Rewrite the material from its start through the line containing "checkbox-edit-icon[interactable] xyxy=(1243,326,1257,340)", renaming "mail-icon" to "email-icon" and keeping everything else unchanged. Return only those lines.
►
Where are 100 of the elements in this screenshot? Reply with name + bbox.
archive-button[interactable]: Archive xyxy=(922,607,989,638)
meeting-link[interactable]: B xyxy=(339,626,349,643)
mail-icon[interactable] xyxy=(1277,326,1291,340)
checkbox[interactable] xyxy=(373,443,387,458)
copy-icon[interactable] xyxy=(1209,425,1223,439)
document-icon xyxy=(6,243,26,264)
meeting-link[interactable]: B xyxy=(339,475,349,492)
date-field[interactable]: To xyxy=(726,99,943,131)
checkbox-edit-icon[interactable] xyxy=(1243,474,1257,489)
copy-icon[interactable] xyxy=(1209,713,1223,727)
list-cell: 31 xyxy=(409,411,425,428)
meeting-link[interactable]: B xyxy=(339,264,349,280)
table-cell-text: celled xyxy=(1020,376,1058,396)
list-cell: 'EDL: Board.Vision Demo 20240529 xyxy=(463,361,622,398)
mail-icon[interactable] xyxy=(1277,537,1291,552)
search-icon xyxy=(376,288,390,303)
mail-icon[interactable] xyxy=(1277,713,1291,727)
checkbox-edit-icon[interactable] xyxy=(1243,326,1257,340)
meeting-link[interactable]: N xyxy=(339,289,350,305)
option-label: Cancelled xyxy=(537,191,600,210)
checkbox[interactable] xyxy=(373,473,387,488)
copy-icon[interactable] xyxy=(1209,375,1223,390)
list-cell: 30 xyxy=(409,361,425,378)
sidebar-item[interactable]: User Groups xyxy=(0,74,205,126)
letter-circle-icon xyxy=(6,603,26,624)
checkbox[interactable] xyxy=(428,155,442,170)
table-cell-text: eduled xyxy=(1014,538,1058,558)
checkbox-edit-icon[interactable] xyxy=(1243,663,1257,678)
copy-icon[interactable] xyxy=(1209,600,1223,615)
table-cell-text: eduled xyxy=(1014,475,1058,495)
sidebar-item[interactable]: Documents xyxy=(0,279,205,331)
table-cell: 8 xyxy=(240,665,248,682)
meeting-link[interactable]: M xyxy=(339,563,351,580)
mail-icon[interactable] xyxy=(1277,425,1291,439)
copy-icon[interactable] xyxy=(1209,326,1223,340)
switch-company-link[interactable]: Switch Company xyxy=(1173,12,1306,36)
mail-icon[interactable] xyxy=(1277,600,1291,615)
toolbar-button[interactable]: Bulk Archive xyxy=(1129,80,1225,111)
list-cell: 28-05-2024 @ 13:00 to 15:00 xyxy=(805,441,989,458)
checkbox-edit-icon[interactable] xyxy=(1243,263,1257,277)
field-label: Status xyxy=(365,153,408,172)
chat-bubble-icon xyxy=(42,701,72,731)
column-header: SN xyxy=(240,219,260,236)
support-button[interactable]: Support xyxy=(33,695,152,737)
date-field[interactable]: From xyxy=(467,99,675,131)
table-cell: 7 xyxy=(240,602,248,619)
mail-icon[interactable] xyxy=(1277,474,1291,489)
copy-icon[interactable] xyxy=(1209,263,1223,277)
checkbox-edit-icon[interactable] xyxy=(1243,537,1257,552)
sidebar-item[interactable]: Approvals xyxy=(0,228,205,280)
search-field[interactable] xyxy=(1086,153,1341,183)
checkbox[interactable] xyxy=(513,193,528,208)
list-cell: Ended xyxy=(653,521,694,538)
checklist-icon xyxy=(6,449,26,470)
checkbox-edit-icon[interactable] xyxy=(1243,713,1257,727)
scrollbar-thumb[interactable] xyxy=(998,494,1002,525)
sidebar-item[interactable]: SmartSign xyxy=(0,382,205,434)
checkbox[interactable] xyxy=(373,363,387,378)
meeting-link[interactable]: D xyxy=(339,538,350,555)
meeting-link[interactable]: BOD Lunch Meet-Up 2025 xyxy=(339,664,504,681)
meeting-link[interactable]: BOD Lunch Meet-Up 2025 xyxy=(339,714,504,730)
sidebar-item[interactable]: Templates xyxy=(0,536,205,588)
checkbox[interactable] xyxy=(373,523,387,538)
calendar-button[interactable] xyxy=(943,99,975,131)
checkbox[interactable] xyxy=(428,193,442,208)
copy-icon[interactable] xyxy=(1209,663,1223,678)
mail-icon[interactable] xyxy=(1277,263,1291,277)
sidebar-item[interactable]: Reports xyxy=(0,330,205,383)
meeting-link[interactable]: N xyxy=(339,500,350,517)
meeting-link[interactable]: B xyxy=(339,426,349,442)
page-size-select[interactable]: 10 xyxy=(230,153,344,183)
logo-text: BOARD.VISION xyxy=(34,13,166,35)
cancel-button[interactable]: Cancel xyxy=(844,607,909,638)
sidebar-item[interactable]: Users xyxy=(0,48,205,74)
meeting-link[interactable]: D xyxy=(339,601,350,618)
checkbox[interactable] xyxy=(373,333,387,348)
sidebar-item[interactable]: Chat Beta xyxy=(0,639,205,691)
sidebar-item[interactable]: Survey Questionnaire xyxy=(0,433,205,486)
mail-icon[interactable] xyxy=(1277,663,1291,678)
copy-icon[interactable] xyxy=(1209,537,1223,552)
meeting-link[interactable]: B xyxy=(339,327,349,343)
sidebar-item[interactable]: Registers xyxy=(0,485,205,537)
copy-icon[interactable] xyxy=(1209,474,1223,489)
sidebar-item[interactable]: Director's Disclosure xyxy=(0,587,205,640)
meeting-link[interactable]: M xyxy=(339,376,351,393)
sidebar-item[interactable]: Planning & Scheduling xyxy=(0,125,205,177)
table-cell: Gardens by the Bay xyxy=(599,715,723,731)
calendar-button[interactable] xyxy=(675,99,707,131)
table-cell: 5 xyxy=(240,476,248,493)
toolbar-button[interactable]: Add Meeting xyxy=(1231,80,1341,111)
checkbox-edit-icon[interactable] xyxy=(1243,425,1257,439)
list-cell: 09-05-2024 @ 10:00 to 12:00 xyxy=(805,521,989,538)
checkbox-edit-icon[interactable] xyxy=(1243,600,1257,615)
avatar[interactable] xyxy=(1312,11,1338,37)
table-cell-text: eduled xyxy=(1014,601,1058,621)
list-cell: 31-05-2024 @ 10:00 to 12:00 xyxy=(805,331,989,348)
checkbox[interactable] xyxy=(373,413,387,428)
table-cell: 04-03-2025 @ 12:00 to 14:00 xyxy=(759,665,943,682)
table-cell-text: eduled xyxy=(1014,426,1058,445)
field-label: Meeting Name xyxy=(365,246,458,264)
◄
- Finished task:
Where are 100 of the elements in this screenshot? Reply with name + bbox.
archive-button[interactable]: Archive xyxy=(922,607,989,638)
meeting-link[interactable]: B xyxy=(339,626,349,643)
email-icon[interactable] xyxy=(1277,326,1291,340)
checkbox[interactable] xyxy=(373,443,387,458)
copy-icon[interactable] xyxy=(1209,425,1223,439)
document-icon xyxy=(6,243,26,264)
meeting-link[interactable]: B xyxy=(339,475,349,492)
date-field[interactable]: To xyxy=(726,99,943,131)
checkbox-edit-icon[interactable] xyxy=(1243,474,1257,489)
copy-icon[interactable] xyxy=(1209,713,1223,727)
list-cell: 31 xyxy=(409,411,425,428)
meeting-link[interactable]: B xyxy=(339,264,349,280)
table-cell-text: celled xyxy=(1020,376,1058,396)
list-cell: 'EDL: Board.Vision Demo 20240529 xyxy=(463,361,622,398)
email-icon[interactable] xyxy=(1277,537,1291,552)
search-icon xyxy=(376,288,390,303)
email-icon[interactable] xyxy=(1277,713,1291,727)
checkbox-edit-icon[interactable] xyxy=(1243,326,1257,340)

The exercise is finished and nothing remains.